• EXCERPT PROVIDED:
** START **

I have this code in pandas:
df[col] = (
df[col]
.fillna(method="ffill", limit=1)
.apply(lambda x: my_function(x))
)
I want to re-write this in Polars.
I have tried this:
df = df.with_columns(
pl.col(col)
.fill_null(strategy="forward", limit=1)
.map_elements(lambda x: my_function(x))
)
It does not work properly. It fills with forward strategy but ignores filling missing values with my defined function. What should I change in my code to get what I want?
try this code:
df_polars = pl.DataFrame(
{"A": [1, 2, None, None, None, None, 4, None], "B": [5, None, None, None, None, 7, None, 9]}
)
df_pandas = pd.DataFrame(
{"A": [1, 2, None, None, None, None, 4, None], "B": [5, None, None, None, None, 7, None, 9]}
)
last_valid_data: int
def my_function(x):
global last_valid_data
if x == None or np.isnan(x):
result = last_valid_data * 10
else:
last_valid_data = x
result = x
return result
col = "A"
last_valid_data = df_pandas[col][0]
df_pandas[col] = df_pandas[col].fillna(method="ffill", limit=1).apply(lambda x: my_function(x))
last_valid_data = df_polars[col][0]
df_polars = df_polars.with_columns(
pl.col(col).fill_null(strategy="forward", limit=1).map_elements(lambda x: my_function(x))

** END **

• SUPPLIED INFORMATION:
** START **

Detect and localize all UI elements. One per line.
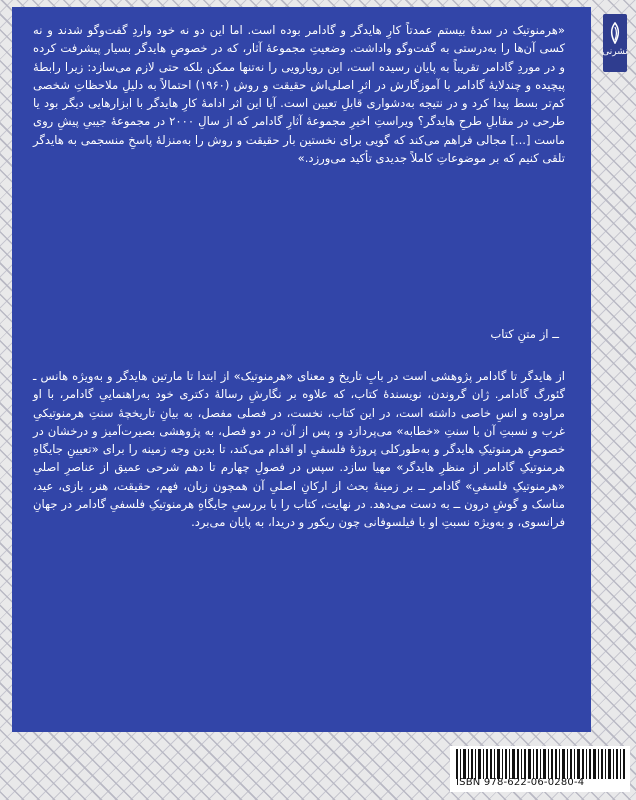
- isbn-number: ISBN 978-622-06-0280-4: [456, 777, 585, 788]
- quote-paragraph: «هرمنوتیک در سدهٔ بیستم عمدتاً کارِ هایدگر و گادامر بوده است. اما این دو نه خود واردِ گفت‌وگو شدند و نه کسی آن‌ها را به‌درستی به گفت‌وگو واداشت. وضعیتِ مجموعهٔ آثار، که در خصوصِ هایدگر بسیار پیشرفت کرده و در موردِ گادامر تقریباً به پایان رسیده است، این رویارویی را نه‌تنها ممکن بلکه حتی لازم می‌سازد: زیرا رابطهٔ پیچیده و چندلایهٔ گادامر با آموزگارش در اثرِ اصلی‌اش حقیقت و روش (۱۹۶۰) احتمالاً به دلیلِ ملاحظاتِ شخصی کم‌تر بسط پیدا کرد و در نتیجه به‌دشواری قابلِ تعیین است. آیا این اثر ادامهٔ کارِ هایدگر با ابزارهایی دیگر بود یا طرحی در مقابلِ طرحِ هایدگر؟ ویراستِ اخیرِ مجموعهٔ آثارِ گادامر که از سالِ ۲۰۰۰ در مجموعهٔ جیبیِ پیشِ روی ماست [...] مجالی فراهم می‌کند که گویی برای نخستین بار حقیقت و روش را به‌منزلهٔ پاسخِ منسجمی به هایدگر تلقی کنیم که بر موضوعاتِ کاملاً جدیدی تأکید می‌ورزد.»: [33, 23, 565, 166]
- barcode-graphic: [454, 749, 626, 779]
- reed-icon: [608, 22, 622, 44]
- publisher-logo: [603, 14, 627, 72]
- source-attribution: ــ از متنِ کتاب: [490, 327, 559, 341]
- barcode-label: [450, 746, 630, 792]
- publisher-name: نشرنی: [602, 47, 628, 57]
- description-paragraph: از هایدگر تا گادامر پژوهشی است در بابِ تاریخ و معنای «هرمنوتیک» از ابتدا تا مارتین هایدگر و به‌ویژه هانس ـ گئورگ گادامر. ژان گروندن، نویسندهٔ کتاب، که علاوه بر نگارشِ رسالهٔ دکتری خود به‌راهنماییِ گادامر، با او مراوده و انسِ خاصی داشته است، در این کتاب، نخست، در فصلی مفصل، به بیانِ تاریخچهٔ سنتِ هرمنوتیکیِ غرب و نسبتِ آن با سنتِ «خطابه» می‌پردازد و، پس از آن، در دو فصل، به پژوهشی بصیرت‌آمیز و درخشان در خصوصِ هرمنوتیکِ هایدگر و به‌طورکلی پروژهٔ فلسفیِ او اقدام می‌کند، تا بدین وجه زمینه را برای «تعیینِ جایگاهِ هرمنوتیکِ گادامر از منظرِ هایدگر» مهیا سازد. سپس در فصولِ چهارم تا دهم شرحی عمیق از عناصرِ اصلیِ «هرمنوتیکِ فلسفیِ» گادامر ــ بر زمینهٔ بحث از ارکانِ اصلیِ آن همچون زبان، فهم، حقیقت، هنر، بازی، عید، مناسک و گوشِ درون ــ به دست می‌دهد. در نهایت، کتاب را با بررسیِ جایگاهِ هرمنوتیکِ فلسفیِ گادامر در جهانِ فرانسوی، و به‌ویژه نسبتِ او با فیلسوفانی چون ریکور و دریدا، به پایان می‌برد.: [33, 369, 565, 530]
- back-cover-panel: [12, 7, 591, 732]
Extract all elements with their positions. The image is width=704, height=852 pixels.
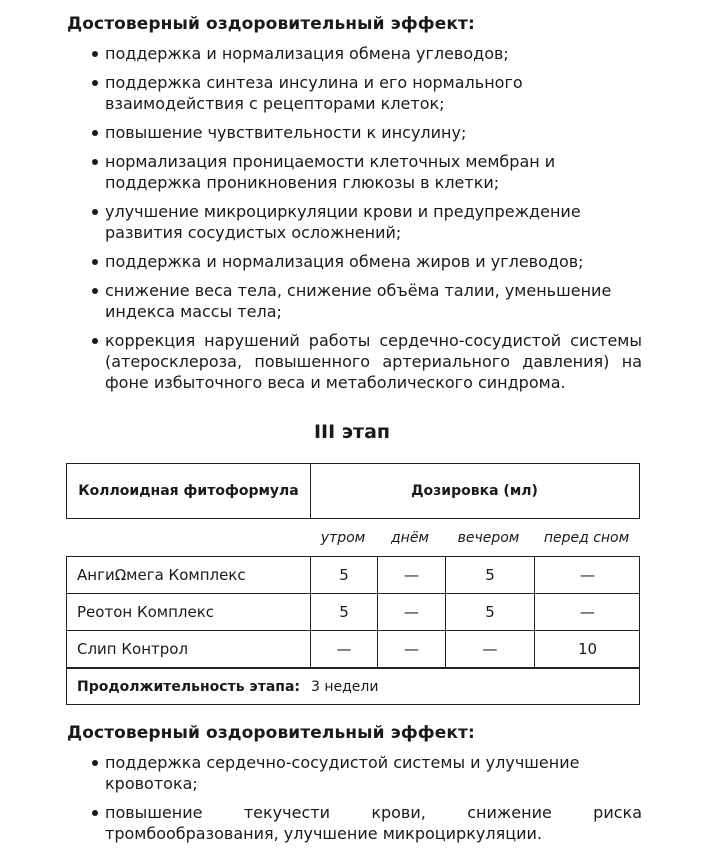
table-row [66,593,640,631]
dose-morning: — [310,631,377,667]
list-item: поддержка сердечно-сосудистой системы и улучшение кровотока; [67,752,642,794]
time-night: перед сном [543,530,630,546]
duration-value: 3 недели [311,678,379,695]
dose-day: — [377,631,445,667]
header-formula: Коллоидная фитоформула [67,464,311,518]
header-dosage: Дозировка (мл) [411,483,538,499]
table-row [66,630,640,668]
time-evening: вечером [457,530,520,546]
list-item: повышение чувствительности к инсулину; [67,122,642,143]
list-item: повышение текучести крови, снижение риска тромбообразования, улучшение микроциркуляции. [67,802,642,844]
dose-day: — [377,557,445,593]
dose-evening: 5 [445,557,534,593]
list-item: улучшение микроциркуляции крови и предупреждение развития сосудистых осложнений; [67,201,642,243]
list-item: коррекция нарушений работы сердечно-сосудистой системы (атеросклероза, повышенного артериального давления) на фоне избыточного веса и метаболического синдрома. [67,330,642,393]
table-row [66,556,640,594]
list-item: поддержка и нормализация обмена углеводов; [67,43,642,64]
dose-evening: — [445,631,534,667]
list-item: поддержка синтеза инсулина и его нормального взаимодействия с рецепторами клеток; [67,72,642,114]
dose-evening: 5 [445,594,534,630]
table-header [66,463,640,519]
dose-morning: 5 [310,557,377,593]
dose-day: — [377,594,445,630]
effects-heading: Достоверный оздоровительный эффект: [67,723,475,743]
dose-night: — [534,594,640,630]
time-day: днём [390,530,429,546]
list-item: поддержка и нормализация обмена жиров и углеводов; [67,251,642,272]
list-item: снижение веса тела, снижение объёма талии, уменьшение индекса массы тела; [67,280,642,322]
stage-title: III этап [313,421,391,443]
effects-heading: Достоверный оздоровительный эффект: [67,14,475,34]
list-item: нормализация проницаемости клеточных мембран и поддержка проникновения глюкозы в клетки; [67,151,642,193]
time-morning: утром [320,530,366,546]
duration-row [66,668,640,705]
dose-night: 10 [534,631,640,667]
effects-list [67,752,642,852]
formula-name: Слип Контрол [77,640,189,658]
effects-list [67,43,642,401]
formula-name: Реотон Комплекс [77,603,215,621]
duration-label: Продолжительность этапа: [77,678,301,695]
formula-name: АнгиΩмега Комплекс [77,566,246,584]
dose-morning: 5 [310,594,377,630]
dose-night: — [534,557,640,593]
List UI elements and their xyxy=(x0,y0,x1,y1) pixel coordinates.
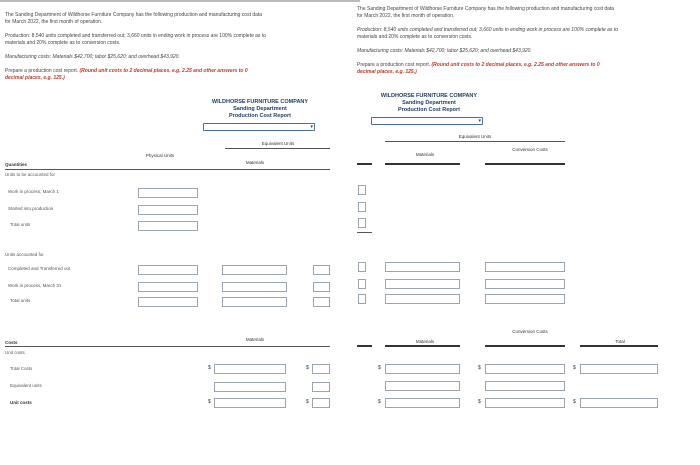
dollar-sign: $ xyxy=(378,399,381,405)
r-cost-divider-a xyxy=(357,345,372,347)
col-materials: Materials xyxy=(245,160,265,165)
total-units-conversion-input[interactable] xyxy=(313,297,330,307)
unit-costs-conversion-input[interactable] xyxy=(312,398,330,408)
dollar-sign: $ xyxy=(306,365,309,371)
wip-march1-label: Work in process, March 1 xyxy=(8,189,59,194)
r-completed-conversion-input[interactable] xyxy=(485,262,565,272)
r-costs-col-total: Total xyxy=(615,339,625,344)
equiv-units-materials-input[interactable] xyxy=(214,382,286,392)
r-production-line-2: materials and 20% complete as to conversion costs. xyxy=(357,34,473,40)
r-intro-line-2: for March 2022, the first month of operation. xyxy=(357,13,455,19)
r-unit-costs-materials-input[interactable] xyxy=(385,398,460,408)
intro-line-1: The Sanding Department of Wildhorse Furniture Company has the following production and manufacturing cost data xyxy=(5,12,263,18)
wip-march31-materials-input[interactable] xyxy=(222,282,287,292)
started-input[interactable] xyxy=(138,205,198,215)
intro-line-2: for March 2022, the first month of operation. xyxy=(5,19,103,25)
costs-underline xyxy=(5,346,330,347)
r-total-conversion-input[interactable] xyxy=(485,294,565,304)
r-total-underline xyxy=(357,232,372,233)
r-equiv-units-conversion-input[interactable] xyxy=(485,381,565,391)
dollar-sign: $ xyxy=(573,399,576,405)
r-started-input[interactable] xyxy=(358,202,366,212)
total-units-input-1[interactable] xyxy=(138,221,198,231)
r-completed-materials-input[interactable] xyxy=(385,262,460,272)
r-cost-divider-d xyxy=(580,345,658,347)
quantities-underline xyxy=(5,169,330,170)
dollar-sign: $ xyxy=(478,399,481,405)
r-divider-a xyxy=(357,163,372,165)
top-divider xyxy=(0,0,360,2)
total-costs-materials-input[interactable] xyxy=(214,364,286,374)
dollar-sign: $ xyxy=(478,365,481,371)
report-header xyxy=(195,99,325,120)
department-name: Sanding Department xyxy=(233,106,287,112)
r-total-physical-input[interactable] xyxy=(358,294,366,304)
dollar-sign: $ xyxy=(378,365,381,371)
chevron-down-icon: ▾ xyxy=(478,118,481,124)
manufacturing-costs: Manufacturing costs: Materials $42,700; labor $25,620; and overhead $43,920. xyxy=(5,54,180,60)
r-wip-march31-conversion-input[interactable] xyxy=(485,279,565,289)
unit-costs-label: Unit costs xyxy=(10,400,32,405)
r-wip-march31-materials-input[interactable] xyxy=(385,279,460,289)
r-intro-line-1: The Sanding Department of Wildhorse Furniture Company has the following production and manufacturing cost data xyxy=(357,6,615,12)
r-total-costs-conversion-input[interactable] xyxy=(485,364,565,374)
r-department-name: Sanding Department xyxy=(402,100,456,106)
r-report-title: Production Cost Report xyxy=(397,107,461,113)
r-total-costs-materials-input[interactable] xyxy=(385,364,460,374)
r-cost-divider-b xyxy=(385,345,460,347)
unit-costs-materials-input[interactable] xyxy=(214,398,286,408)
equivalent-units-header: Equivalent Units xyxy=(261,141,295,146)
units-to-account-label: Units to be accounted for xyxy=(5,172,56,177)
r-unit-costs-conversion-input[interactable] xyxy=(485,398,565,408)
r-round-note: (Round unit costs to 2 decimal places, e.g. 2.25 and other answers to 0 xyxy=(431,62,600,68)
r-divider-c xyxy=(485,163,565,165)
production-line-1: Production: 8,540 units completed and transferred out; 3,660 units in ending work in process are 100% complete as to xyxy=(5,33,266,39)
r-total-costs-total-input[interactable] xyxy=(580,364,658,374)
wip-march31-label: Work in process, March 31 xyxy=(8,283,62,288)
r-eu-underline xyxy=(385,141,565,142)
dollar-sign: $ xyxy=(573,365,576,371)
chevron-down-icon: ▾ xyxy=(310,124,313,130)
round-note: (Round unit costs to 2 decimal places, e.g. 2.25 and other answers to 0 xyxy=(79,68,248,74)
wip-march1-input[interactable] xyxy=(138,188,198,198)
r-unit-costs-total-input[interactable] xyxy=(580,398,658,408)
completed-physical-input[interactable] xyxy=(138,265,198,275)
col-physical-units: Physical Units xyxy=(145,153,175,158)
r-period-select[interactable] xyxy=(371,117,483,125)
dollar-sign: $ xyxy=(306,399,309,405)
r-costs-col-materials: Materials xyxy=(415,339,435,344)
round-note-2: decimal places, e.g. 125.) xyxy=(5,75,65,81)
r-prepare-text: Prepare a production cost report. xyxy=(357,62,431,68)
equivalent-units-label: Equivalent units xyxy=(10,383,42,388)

** END **

• WHAT TO PRODUCE:
Write the next part of the thread on porting pandas forward-fill code to Polars, picking up after its last line.

• THE OUTPUT:
)
Desired output in pandas is:
A B
0 1.0 5.0
1 2.0 NaN
2 2.0 NaN
3 20.0 NaN
4 20.0 NaN
5 20.0 7.0
6 4.0 NaN
7 4.0 9.0
What I get in Polars is:
┌──────┬──────┐
│ A ┆ B │
│ --- ┆ --- │
│ i64 ┆ i64 │
╞══════╪══════╡
│ 1 ┆ 5 │
│ 2 ┆ null │
│ 2 ┆ null │
│ null ┆ null │
│ null ┆ null │
│ null ┆ 7 │
│ 4 ┆ null │
│ 4 ┆ 9 │
└──────┴──────┘
The issue here is that in Polars .map_elements
defaults to skip_nulls=True
df_polars.with_columns(
pl.col('A').map_elements(lambda me: print(f'{me=}'))
)
me=1
me=2
me=4
As your example specifically needs to target the nulls, you need to change this to False
df_polars.with_columns(
pl.col('A').map_elements(lambda me: print(f'{me=}'), skip_nulls=False)
)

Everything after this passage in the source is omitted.